EXERCISE OBJECTIVE =
Transcribe all records exactly.

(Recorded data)
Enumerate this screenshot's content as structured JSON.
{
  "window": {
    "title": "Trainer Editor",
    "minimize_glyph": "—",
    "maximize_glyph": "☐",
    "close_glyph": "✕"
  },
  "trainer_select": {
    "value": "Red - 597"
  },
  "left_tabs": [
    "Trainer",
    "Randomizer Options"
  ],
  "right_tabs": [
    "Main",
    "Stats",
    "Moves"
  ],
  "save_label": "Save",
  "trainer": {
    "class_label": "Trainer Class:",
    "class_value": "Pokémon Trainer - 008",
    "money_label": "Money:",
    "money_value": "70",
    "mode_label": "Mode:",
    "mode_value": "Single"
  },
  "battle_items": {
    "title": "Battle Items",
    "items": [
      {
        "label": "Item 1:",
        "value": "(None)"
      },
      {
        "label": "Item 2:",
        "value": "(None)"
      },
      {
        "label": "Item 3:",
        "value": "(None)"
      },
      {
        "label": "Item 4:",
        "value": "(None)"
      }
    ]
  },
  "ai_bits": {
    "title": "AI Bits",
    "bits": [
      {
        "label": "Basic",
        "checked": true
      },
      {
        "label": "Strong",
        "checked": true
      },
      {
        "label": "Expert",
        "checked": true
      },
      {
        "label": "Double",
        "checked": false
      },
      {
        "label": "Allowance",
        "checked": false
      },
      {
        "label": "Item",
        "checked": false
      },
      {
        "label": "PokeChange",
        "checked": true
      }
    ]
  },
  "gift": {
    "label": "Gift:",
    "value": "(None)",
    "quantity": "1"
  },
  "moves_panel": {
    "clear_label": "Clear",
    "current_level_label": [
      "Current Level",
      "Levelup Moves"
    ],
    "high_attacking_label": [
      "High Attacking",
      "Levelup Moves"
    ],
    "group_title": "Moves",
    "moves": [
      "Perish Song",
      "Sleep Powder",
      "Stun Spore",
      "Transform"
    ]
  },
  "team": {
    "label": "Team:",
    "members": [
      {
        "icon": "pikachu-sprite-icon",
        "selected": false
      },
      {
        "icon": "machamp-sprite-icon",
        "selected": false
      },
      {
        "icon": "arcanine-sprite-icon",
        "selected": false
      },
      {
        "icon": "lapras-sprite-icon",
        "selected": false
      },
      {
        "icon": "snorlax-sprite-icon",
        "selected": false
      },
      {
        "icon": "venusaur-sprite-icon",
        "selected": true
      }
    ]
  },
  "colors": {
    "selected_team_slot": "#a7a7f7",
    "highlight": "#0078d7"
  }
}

OUTPUT FOR THIS EXERCISE =
Enumerate this screenshot's content as structured JSON.
{
  "window": {
    "title": "Trainer Editor",
    "minimize_glyph": "—",
    "maximize_glyph": "☐",
    "close_glyph": "✕"
  },
  "trainer_select": {
    "value": "Red - 597"
  },
  "left_tabs": [
    "Trainer",
    "Randomizer Options"
  ],
  "right_tabs": [
    "Main",
    "Stats",
    "Moves"
  ],
  "save_label": "Save",
  "trainer": {
    "class_label": "Trainer Class:",
    "class_value": "Pokémon Trainer - 008",
    "money_label": "Money:",
    "money_value": "70",
    "mode_label": "Mode:",
    "mode_value": "Single"
  },
  "battle_items": {
    "title": "Battle Items",
    "items": [
      {
        "label": "Item 1:",
        "value": "(None)"
      },
      {
        "label": "Item 2:",
        "value": "(None)"
      },
      {
        "label": "Item 3:",
        "value": "(None)"
      },
      {
        "label": "Item 4:",
        "value": "(None)"
      }
    ]
  },
  "ai_bits": {
    "title": "AI Bits",
    "bits": [
      {
        "label": "Basic",
        "checked": true
      },
      {
        "label": "Strong",
        "checked": true
      },
      {
        "label": "Expert",
        "checked": true
      },
      {
        "label": "Double",
        "checked": false
      },
      {
        "label": "Allowance",
        "checked": false
      },
      {
        "label": "Item",
        "checked": false
      },
      {
        "label": "PokeChange",
        "checked": true
      }
    ]
  },
  "gift": {
    "label": "Gift:",
    "value": "(None)",
    "quantity": "1"
  },
  "moves_panel": {
    "clear_label": "Clear",
    "current_level_label": [
      "Current Level",
      "Levelup Moves"
    ],
    "high_attacking_label": [
      "High Attacking",
      "Levelup Moves"
    ],
    "group_title": "Moves",
    "moves": [
      "Perish Song",
      "Sleep Powder",
      "Stun Spore",
      "Transform"
    ]
  },
  "team": {
    "label": "Team:",
    "members": [
      {
        "icon": "pikachu-sprite-icon",
        "selected": false
      },
      {
        "icon": "machamp-sprite-icon",
        "selected": false
      },
      {
        "icon": "arcanine-sprite-icon",
        "selected": false
      },
      {
        "icon": "lapras-sprite-icon",
        "selected": false
      },
      {
        "icon": "snorlax-sprite-icon",
        "selected": false
      },
      {
        "icon": "venusaur-sprite-icon",
        "selected": true
      }
    ]
  },
  "colors": {
    "selected_team_slot": "#a7a7f7",
    "highlight": "#0078d7"
  }
}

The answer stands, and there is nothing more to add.